### Supplied material

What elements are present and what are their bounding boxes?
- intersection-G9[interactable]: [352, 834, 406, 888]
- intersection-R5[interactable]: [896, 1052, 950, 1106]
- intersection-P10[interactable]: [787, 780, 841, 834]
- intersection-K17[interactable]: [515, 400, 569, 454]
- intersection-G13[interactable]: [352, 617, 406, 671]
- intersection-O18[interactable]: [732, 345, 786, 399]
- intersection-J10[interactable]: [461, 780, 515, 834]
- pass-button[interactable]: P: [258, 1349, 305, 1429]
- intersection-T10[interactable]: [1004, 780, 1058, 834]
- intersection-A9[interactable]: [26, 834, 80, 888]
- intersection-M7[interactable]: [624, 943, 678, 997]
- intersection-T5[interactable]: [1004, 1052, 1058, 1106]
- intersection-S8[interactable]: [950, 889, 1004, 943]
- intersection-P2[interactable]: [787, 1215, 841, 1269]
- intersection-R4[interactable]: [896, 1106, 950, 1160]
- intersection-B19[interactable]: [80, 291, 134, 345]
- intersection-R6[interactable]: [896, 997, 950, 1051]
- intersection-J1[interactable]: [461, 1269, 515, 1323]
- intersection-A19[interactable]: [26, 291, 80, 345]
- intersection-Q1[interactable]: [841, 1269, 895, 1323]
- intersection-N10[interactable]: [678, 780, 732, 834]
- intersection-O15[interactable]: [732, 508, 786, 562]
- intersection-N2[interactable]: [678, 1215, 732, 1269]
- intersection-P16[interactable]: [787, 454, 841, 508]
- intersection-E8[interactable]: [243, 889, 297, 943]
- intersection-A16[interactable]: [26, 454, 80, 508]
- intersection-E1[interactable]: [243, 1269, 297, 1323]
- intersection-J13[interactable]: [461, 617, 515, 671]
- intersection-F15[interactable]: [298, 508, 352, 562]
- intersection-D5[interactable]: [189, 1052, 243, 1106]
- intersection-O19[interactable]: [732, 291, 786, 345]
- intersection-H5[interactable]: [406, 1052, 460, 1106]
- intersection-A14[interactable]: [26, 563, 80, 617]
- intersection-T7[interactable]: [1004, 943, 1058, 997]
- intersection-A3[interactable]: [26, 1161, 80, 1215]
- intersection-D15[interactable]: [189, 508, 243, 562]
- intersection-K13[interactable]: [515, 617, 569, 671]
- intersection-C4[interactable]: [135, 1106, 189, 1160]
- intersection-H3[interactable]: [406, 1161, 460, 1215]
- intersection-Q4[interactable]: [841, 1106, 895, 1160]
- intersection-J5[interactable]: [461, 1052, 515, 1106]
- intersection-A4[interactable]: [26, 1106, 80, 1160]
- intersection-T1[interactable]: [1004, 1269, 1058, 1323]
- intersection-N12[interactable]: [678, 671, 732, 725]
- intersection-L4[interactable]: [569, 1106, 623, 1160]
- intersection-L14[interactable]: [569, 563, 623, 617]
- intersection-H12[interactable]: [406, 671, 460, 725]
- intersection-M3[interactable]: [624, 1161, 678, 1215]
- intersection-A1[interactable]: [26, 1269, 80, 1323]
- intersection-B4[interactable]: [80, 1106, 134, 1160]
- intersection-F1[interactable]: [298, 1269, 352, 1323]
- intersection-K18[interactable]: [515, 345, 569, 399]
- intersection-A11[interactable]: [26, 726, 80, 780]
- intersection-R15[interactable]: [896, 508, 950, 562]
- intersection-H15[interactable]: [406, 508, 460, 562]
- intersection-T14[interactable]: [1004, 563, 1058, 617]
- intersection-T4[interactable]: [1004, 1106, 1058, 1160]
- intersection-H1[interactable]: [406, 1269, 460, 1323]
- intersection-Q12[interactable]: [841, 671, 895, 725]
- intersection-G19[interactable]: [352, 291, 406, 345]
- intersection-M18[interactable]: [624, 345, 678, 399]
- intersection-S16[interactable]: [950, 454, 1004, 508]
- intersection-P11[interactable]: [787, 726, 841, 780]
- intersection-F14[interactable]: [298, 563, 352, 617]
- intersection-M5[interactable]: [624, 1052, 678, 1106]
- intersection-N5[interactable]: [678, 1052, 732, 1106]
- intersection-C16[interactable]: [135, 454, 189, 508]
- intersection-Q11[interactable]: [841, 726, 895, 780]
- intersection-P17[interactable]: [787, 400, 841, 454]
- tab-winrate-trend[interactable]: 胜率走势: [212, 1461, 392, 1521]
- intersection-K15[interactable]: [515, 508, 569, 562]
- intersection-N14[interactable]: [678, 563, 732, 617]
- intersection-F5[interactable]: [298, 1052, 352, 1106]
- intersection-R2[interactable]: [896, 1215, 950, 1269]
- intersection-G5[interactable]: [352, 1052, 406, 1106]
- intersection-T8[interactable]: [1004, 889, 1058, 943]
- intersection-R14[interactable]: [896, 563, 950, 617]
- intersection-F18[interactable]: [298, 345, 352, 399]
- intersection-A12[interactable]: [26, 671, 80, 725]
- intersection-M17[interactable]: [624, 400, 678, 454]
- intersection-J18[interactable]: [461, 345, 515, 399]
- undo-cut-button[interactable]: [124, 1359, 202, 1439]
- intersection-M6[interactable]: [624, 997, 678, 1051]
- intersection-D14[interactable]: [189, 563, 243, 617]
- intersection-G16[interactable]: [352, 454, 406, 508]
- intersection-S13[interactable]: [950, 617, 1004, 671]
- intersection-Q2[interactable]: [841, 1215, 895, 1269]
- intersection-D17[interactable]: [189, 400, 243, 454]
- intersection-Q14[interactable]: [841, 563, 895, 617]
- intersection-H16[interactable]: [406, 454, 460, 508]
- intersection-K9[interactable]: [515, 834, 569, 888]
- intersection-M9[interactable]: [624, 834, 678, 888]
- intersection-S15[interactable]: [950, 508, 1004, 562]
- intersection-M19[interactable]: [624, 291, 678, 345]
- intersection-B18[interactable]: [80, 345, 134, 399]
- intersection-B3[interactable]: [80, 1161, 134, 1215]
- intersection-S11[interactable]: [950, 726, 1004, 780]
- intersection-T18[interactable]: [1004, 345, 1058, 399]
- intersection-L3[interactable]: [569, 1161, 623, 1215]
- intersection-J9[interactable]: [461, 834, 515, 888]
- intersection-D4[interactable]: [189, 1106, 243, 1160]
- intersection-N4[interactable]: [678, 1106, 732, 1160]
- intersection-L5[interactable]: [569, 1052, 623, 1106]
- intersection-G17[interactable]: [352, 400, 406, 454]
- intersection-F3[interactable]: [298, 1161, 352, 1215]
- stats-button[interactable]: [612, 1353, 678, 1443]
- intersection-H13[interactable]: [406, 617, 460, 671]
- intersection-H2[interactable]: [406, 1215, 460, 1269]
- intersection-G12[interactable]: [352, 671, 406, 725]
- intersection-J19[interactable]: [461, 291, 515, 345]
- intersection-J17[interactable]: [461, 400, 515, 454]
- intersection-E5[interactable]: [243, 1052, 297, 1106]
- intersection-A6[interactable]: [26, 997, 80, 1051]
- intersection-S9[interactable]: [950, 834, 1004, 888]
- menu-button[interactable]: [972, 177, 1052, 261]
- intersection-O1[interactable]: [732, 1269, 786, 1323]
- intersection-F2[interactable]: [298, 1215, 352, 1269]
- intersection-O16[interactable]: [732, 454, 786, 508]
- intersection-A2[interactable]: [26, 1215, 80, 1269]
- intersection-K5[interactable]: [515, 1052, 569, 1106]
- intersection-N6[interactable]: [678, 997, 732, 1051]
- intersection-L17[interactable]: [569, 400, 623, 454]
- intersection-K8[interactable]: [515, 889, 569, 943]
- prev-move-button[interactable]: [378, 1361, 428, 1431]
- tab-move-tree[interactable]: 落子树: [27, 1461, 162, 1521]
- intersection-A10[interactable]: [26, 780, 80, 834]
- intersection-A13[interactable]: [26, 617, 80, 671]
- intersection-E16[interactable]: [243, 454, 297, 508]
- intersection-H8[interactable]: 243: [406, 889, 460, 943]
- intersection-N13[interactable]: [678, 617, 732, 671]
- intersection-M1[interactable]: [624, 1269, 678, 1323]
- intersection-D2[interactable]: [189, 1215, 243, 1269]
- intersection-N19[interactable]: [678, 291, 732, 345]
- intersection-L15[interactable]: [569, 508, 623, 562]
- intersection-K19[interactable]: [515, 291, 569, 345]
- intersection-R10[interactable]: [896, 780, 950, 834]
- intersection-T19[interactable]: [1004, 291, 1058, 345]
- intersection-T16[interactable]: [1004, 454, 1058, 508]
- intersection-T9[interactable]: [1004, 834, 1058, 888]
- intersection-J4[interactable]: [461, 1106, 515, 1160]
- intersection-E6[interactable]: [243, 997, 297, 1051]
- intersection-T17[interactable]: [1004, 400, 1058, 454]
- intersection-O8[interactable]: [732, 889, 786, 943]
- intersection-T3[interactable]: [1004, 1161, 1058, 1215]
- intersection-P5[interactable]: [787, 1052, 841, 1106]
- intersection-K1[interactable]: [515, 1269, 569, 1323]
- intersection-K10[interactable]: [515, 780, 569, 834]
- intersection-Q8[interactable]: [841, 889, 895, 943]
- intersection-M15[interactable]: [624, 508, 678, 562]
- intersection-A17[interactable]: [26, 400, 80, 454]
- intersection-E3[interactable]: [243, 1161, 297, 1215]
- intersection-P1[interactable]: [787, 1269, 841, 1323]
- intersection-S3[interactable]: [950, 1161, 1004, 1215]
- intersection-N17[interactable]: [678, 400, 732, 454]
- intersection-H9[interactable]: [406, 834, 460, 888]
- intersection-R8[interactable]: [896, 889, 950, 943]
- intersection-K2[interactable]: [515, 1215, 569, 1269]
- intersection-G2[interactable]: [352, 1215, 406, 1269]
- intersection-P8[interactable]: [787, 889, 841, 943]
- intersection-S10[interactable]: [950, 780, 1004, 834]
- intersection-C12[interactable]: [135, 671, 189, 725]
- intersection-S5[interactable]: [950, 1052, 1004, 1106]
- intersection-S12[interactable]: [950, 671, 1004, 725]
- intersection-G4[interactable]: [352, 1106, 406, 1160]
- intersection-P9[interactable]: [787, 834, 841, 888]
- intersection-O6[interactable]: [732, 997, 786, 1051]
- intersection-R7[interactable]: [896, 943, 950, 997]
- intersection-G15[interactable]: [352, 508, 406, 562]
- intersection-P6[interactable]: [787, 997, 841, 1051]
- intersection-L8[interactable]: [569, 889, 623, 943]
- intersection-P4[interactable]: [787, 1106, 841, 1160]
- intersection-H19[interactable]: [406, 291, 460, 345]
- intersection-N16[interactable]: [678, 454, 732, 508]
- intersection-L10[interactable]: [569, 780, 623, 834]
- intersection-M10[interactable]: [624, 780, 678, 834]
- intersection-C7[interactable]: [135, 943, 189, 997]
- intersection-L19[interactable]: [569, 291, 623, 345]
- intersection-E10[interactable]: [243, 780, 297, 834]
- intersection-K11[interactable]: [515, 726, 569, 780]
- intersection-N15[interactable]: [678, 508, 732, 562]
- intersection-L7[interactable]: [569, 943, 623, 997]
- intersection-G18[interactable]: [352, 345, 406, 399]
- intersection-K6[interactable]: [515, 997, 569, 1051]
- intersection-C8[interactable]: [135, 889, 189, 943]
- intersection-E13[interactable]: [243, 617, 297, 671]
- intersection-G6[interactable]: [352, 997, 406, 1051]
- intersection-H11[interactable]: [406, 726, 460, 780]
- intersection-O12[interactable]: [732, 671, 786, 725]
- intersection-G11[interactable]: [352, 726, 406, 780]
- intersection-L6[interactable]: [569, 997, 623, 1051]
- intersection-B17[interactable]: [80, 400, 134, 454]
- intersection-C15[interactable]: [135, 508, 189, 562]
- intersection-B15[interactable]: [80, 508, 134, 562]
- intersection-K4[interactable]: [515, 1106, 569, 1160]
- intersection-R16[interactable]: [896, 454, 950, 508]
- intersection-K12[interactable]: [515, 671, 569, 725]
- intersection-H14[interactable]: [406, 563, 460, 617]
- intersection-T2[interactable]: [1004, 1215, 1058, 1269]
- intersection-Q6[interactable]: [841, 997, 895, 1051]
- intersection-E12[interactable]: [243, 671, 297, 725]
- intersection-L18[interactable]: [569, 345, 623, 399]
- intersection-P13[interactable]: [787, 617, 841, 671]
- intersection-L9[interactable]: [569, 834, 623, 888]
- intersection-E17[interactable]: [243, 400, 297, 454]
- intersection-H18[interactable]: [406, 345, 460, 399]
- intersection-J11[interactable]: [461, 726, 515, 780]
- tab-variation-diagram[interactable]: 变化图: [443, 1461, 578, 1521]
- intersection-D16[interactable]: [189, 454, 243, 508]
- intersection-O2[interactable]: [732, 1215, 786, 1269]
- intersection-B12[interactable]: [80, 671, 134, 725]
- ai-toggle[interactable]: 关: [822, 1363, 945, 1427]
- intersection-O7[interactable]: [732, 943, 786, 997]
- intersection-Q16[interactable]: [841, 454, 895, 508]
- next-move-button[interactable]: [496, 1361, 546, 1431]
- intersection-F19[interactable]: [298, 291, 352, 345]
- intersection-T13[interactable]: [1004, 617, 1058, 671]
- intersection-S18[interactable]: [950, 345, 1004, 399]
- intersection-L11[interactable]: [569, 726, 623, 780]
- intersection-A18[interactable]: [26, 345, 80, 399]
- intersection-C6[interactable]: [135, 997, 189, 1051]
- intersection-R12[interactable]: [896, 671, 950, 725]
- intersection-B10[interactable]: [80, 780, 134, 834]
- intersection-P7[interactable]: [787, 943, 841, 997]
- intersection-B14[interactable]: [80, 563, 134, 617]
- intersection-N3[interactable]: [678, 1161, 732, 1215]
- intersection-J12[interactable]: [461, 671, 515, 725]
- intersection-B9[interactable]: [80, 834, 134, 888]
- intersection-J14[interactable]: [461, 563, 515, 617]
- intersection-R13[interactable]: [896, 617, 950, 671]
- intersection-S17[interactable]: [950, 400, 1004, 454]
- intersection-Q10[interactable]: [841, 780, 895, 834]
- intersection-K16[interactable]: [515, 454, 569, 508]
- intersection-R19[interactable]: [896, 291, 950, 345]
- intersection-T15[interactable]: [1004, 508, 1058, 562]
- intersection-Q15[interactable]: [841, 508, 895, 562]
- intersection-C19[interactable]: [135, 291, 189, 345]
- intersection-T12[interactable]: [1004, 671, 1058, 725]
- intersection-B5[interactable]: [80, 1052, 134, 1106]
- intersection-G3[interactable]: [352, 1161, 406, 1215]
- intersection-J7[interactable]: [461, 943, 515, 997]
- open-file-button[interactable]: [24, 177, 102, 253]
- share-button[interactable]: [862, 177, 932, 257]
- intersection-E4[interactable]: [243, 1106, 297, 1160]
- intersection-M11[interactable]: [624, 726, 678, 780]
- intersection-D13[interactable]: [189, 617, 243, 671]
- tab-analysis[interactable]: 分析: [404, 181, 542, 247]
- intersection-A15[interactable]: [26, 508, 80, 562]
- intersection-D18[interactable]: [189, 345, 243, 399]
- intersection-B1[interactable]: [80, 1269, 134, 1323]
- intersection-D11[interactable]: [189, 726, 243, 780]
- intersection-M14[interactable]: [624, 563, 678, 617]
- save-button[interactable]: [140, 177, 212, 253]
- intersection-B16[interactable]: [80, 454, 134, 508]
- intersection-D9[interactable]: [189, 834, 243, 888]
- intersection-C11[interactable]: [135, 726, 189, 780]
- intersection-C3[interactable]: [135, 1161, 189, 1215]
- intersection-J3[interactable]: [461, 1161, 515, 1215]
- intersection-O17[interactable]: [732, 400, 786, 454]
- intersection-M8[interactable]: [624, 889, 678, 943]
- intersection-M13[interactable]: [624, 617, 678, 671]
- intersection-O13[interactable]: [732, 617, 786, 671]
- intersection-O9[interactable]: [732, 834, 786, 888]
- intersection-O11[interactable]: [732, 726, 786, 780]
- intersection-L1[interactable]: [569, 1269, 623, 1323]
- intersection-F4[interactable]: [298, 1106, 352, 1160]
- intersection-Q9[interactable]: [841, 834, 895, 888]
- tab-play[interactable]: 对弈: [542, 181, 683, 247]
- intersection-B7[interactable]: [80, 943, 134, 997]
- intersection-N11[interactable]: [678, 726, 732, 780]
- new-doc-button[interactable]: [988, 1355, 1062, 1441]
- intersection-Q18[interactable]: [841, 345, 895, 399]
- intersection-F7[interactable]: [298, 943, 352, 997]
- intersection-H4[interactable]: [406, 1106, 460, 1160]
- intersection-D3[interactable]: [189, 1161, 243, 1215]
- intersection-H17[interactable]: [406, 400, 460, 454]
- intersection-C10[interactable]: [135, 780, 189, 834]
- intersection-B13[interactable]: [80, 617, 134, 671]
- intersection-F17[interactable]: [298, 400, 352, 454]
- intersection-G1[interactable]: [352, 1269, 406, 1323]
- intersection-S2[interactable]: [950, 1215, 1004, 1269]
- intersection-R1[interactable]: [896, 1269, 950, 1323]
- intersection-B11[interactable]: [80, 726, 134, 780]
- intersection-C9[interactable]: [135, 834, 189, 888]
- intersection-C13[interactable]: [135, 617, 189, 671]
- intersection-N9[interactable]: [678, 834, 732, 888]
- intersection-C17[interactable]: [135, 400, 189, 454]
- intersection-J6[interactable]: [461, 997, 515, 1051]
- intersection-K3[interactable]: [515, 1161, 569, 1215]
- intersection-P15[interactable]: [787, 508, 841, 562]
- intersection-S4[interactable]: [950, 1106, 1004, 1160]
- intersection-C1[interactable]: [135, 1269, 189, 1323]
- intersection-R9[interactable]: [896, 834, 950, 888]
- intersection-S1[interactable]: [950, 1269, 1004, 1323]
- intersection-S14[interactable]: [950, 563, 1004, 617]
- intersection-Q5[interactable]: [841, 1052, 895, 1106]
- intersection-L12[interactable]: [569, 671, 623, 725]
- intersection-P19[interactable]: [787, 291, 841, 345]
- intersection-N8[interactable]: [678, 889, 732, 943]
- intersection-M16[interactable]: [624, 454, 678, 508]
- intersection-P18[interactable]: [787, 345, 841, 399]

######

Short exercise: Put each line from the start of the material up to and including the line containing "- intersection-E8[interactable]: [243, 889, 297, 943]" into a JSON list of strings, one string per line, leaving out any blank lines.

Solution:
[
  "What elements are present and what are their bounding boxes?",
  "- intersection-G9[interactable]: [352, 834, 406, 888]",
  "- intersection-R5[interactable]: [896, 1052, 950, 1106]",
  "- intersection-P10[interactable]: [787, 780, 841, 834]",
  "- intersection-K17[interactable]: [515, 400, 569, 454]",
  "- intersection-G13[interactable]: [352, 617, 406, 671]",
  "- intersection-O18[interactable]: [732, 345, 786, 399]",
  "- intersection-J10[interactable]: [461, 780, 515, 834]",
  "- pass-button[interactable]: P: [258, 1349, 305, 1429]",
  "- intersection-T10[interactable]: [1004, 780, 1058, 834]",
  "- intersection-A9[interactable]: [26, 834, 80, 888]",
  "- intersection-M7[interactable]: [624, 943, 678, 997]",
  "- intersection-T5[interactable]: [1004, 1052, 1058, 1106]",
  "- intersection-S8[interactable]: [950, 889, 1004, 943]",
  "- intersection-P2[interactable]: [787, 1215, 841, 1269]",
  "- intersection-R4[interactable]: [896, 1106, 950, 1160]",
  "- intersection-B19[interactable]: [80, 291, 134, 345]",
  "- intersection-R6[interactable]: [896, 997, 950, 1051]",
  "- intersection-J1[interactable]: [461, 1269, 515, 1323]",
  "- intersection-A19[interactable]: [26, 291, 80, 345]",
  "- intersection-Q1[interactable]: [841, 1269, 895, 1323]",
  "- intersection-N10[interactable]: [678, 780, 732, 834]",
  "- intersection-O15[interactable]: [732, 508, 786, 562]",
  "- intersection-N2[interactable]: [678, 1215, 732, 1269]",
  "- intersection-P16[interactable]: [787, 454, 841, 508]",
  "- intersection-E8[interactable]: [243, 889, 297, 943]"
]